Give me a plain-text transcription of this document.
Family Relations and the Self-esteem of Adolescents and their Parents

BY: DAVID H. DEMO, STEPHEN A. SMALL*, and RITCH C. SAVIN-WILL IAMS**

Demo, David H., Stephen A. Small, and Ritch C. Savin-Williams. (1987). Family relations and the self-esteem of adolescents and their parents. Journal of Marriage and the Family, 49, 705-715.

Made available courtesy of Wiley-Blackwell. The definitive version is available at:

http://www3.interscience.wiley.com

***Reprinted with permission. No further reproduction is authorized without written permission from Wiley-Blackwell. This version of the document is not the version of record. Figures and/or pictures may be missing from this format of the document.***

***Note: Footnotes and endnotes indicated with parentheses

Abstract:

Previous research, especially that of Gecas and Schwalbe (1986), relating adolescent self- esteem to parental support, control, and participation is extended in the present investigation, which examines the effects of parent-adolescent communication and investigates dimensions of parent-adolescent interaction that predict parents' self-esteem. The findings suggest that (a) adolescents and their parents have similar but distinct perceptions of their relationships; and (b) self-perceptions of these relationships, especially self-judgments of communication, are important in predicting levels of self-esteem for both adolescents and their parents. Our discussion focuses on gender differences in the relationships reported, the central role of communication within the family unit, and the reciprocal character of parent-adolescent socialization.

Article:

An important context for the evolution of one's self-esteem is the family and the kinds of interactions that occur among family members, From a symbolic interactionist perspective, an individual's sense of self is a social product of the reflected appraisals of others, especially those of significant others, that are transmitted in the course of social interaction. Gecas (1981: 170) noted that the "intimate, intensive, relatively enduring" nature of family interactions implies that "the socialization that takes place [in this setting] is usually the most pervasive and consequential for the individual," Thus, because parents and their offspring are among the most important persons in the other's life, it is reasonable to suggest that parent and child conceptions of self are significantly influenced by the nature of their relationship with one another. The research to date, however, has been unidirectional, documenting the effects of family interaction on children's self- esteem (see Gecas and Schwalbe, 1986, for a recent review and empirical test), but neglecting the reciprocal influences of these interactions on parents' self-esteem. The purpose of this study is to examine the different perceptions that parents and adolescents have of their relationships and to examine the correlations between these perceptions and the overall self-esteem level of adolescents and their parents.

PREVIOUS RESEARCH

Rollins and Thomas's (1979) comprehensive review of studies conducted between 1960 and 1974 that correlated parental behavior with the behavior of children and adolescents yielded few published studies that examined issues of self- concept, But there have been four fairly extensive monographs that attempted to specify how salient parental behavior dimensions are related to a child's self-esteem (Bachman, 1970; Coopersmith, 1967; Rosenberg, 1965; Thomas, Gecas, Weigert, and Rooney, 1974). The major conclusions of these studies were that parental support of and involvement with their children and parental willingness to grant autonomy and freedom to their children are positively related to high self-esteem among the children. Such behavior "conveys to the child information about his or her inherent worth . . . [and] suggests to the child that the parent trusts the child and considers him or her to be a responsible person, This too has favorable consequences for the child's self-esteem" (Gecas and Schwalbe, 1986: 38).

#####

▶ _The problem_
Write out every line from the records above, word for word.

▶ _Solution_
Give me a plain-text transcription of this document.
Family Relations and the Self-esteem of Adolescents and their Parents

BY: DAVID H. DEMO, STEPHEN A. SMALL*, and RITCH C. SAVIN-WILL IAMS**

Demo, David H., Stephen A. Small, and Ritch C. Savin-Williams. (1987). Family relations and the self-esteem of adolescents and their parents. Journal of Marriage and the Family, 49, 705-715.

Made available courtesy of Wiley-Blackwell. The definitive version is available at:

http://www3.interscience.wiley.com

***Reprinted with permission. No further reproduction is authorized without written permission from Wiley-Blackwell. This version of the document is not the version of record. Figures and/or pictures may be missing from this format of the document.***

***Note: Footnotes and endnotes indicated with parentheses

Abstract:

Previous research, especially that of Gecas and Schwalbe (1986), relating adolescent self- esteem to parental support, control, and participation is extended in the present investigation, which examines the effects of parent-adolescent communication and investigates dimensions of parent-adolescent interaction that predict parents' self-esteem. The findings suggest that (a) adolescents and their parents have similar but distinct perceptions of their relationships; and (b) self-perceptions of these relationships, especially self-judgments of communication, are important in predicting levels of self-esteem for both adolescents and their parents. Our discussion focuses on gender differences in the relationships reported, the central role of communication within the family unit, and the reciprocal character of parent-adolescent socialization.

Article:

An important context for the evolution of one's self-esteem is the family and the kinds of interactions that occur among family members, From a symbolic interactionist perspective, an individual's sense of self is a social product of the reflected appraisals of others, especially those of significant others, that are transmitted in the course of social interaction. Gecas (1981: 170) noted that the "intimate, intensive, relatively enduring" nature of family interactions implies that "the socialization that takes place [in this setting] is usually the most pervasive and consequential for the individual," Thus, because parents and their offspring are among the most important persons in the other's life, it is reasonable to suggest that parent and child conceptions of self are significantly influenced by the nature of their relationship with one another. The research to date, however, has been unidirectional, documenting the effects of family interaction on children's self- esteem (see Gecas and Schwalbe, 1986, for a recent review and empirical test), but neglecting the reciprocal influences of these interactions on parents' self-esteem. The purpose of this study is to examine the different perceptions that parents and adolescents have of their relationships and to examine the correlations between these perceptions and the overall self-esteem level of adolescents and their parents.

PREVIOUS RESEARCH

Rollins and Thomas's (1979) comprehensive review of studies conducted between 1960 and 1974 that correlated parental behavior with the behavior of children and adolescents yielded few published studies that examined issues of self- concept, But there have been four fairly extensive monographs that attempted to specify how salient parental behavior dimensions are related to a child's self-esteem (Bachman, 1970; Coopersmith, 1967; Rosenberg, 1965; Thomas, Gecas, Weigert, and Rooney, 1974). The major conclusions of these studies were that parental support of and involvement with their children and parental willingness to grant autonomy and freedom to their children are positively related to high self-esteem among the children. Such behavior "conveys to the child information about his or her inherent worth . . . [and] suggests to the child that the parent trusts the child and considers him or her to be a responsible person, This too has favorable consequences for the child's self-esteem" (Gecas and Schwalbe, 1986: 38).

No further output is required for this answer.